- STATED GOAL -
Where a line of the material contains the string "type", copy that line.

- DATA FOR THIS TASK -
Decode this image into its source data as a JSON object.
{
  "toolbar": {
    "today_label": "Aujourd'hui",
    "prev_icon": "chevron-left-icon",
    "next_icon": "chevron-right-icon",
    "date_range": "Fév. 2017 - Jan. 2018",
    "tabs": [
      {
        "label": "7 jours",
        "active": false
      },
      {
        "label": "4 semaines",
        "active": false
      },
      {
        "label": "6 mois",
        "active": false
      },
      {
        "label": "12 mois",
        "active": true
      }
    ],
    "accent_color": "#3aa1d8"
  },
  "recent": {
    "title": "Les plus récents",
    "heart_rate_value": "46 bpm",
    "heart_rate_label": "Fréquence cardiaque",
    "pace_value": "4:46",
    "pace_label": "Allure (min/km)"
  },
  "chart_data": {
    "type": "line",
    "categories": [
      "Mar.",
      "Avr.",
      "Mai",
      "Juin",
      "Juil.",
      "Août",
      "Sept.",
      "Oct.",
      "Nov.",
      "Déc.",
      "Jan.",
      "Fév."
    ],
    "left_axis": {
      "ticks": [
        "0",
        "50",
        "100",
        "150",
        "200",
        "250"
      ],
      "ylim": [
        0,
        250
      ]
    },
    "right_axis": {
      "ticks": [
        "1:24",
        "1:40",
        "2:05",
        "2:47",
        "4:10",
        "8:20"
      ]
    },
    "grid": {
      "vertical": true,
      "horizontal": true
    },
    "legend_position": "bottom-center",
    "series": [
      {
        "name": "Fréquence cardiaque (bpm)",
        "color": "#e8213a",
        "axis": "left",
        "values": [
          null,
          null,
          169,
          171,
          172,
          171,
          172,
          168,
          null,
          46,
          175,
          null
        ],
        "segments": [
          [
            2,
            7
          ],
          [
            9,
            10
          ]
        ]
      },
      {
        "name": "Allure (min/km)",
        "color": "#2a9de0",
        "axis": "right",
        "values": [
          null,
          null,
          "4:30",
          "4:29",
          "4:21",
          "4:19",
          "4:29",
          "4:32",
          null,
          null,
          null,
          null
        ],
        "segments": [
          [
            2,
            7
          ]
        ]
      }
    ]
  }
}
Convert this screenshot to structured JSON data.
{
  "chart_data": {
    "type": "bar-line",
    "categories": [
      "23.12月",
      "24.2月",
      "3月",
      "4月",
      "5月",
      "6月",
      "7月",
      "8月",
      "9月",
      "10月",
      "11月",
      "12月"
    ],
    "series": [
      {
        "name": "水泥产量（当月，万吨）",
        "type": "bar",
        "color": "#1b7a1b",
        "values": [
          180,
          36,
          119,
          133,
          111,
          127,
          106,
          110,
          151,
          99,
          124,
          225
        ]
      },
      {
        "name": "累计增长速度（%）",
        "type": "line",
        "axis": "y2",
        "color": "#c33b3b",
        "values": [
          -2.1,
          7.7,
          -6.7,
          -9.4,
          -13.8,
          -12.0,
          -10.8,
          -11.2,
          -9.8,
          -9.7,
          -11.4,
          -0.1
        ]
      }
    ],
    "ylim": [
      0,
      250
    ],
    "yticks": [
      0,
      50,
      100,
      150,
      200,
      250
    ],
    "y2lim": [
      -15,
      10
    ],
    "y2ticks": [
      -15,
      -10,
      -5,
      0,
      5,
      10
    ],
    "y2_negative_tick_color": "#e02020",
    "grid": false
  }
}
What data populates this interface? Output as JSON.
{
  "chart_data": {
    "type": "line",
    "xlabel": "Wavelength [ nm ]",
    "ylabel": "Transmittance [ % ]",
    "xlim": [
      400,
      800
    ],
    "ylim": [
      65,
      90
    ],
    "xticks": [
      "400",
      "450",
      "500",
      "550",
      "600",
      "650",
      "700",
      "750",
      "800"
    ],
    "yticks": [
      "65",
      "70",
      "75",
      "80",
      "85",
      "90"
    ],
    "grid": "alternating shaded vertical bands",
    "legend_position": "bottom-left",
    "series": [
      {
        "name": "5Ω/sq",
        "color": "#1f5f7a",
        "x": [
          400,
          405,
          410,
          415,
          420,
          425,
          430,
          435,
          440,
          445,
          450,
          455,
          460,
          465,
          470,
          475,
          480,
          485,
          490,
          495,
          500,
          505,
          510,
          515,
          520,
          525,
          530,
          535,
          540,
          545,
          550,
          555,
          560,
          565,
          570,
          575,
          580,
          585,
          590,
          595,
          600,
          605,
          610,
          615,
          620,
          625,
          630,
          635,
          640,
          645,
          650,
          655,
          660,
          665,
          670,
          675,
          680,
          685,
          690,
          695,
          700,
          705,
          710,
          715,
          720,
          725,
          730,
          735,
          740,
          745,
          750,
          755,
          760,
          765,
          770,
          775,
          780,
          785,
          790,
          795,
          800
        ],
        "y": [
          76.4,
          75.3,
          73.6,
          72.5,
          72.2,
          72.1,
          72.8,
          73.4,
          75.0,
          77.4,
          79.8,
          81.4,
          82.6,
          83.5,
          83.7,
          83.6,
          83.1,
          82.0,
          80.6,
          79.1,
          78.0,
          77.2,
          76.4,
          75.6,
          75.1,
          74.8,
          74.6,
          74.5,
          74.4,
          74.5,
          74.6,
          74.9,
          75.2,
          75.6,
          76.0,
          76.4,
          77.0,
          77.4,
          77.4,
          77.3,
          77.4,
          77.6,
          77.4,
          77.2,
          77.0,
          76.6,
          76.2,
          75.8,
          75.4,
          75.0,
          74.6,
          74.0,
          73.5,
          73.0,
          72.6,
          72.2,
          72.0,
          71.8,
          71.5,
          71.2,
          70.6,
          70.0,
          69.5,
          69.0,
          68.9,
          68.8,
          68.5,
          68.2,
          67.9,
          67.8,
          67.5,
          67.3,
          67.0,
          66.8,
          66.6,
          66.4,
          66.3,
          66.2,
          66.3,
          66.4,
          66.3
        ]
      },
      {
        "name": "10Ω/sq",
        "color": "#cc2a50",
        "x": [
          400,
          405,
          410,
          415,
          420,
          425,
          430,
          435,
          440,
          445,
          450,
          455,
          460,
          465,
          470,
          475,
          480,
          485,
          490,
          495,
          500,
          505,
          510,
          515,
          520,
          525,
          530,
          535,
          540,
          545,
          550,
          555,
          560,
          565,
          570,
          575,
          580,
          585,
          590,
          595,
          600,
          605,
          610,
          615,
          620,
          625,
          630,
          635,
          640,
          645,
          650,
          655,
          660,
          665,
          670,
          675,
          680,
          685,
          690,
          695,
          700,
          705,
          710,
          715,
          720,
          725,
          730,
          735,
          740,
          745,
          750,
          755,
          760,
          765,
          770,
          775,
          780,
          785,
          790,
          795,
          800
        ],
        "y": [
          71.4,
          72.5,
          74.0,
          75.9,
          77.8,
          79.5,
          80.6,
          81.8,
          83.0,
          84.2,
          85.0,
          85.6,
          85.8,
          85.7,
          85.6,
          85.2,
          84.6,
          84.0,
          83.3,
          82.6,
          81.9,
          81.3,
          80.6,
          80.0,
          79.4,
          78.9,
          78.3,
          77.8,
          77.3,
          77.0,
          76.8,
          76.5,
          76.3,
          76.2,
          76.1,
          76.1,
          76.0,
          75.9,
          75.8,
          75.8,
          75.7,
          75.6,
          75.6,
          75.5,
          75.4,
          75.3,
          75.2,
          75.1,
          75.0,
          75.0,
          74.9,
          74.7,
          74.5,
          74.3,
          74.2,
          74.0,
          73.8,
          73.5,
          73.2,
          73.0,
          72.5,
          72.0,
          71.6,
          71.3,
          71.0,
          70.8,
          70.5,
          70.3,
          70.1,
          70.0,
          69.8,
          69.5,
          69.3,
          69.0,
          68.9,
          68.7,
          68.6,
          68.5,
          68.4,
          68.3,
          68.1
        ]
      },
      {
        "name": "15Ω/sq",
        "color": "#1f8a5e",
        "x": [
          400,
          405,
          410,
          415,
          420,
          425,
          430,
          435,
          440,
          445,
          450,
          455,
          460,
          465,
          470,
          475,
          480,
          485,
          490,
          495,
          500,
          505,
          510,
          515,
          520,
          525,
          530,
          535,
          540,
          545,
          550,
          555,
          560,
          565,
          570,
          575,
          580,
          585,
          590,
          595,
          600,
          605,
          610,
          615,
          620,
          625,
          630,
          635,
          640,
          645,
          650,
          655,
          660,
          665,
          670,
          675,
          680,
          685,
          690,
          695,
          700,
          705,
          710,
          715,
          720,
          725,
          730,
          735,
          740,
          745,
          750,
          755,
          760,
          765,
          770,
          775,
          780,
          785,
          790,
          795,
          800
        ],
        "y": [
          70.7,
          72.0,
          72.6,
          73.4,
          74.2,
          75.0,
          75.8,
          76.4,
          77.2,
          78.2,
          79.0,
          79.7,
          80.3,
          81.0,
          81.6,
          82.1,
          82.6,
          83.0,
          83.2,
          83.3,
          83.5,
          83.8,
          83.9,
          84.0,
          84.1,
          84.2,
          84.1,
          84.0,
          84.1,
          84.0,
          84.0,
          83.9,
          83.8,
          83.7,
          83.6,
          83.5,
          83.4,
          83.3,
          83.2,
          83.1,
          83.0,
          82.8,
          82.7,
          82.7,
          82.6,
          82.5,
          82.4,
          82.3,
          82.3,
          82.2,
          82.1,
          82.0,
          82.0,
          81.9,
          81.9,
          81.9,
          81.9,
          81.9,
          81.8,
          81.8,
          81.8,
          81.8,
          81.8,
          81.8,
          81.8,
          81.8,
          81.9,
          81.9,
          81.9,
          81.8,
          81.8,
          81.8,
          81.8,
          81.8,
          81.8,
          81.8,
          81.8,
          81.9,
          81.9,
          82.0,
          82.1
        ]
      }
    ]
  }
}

- RESPONSE TO THE EXERCISE -
    "type": "line",
    "type": "bar-line",
        "type": "bar",
        "type": "line",
    "type": "line",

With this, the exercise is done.